What you are asked to do:
For the data below, report the number of lines that contain the string "Κύριος" and nothing else.

··· Supplied material ···

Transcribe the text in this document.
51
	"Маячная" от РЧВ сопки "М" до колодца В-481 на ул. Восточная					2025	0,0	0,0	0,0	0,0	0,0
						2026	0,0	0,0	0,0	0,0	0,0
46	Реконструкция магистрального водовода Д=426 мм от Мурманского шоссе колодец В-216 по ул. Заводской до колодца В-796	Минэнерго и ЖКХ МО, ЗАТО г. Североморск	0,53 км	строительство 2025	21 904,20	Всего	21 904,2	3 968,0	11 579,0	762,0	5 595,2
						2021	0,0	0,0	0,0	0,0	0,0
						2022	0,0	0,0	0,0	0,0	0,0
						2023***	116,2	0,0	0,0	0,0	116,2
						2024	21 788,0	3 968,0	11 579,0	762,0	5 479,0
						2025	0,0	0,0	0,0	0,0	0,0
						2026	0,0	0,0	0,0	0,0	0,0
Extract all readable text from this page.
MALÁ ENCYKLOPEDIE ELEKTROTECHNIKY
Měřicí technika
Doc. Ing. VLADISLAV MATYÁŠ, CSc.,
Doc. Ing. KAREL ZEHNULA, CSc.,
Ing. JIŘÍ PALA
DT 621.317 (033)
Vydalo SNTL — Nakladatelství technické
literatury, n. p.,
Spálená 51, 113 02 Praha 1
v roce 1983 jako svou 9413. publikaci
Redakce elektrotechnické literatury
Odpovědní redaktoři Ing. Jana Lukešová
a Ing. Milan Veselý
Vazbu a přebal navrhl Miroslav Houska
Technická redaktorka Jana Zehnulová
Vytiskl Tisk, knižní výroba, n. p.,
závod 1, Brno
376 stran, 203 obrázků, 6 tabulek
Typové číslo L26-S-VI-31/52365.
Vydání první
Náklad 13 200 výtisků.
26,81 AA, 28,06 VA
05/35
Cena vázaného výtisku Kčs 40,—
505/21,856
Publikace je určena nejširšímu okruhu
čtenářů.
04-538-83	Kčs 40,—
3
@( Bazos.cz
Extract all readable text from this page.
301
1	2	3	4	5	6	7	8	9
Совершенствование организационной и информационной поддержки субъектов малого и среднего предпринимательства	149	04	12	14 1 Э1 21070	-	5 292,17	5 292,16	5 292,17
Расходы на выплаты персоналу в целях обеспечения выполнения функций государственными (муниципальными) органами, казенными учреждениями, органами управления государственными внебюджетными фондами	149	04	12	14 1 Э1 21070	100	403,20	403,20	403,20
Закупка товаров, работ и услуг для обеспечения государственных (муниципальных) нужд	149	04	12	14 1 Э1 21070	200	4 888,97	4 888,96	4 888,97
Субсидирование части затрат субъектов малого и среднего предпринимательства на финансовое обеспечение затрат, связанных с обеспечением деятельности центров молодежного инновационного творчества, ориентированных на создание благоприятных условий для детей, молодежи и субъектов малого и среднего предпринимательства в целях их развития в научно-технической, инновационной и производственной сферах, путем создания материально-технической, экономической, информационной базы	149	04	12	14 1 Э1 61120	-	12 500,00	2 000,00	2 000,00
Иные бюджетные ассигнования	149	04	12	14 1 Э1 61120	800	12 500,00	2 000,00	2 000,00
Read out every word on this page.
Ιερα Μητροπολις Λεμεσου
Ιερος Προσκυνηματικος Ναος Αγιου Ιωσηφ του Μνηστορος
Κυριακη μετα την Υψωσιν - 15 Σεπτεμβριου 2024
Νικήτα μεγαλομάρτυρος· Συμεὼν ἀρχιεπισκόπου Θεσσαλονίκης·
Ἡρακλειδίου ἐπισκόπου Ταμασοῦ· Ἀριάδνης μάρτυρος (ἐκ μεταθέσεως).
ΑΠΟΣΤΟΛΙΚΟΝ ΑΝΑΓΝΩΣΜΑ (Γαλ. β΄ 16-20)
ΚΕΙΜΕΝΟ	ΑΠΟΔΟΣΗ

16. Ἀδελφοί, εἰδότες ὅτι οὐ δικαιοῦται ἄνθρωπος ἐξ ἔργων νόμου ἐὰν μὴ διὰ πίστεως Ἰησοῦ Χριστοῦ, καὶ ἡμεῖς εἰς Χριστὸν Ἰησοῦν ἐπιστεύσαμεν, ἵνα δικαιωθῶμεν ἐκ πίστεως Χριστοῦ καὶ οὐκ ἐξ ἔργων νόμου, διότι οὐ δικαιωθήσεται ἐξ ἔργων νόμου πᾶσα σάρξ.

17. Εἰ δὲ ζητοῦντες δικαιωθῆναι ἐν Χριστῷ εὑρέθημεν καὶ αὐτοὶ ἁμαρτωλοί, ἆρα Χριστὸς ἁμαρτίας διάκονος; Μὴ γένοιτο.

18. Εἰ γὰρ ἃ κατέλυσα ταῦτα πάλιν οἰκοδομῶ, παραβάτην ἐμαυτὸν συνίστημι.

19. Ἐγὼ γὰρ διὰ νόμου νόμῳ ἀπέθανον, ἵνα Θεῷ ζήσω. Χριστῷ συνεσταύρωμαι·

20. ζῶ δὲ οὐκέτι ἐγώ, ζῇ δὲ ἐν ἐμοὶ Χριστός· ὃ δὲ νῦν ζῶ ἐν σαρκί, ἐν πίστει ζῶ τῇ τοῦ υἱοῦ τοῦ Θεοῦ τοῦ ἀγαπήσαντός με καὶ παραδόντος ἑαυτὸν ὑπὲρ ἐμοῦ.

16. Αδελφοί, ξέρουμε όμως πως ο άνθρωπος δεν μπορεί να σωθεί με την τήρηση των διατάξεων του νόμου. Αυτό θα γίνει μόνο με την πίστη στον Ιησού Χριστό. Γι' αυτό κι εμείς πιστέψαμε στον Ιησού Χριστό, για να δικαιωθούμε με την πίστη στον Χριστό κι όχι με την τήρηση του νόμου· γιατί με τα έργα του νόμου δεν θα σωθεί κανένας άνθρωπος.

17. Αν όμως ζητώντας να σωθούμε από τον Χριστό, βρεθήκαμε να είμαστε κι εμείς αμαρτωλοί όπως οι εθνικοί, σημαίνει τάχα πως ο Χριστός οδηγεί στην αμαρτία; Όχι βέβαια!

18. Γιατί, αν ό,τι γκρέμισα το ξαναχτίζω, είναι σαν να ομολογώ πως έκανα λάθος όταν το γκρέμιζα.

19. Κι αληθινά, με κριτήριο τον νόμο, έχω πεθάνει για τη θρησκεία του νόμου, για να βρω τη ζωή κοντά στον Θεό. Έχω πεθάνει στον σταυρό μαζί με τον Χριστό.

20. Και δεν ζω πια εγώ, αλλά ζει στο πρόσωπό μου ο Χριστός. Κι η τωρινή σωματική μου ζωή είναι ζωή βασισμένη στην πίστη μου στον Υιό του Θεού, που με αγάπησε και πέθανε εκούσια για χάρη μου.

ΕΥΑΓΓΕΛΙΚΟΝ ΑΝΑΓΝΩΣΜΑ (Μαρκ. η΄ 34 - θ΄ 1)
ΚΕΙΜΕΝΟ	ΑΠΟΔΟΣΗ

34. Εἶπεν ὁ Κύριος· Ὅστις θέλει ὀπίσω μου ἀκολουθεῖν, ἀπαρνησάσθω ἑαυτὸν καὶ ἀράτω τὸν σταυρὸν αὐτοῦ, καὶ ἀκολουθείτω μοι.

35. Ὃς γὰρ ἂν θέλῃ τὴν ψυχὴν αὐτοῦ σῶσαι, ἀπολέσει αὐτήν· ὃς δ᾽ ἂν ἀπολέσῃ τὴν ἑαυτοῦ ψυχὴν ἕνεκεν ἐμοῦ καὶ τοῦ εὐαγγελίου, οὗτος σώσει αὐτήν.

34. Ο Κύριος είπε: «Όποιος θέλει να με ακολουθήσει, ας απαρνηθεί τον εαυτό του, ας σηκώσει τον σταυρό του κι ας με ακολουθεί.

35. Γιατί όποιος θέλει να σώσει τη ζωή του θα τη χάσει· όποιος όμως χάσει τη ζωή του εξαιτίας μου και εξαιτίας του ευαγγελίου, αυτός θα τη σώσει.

···

Solution to this exercise:
2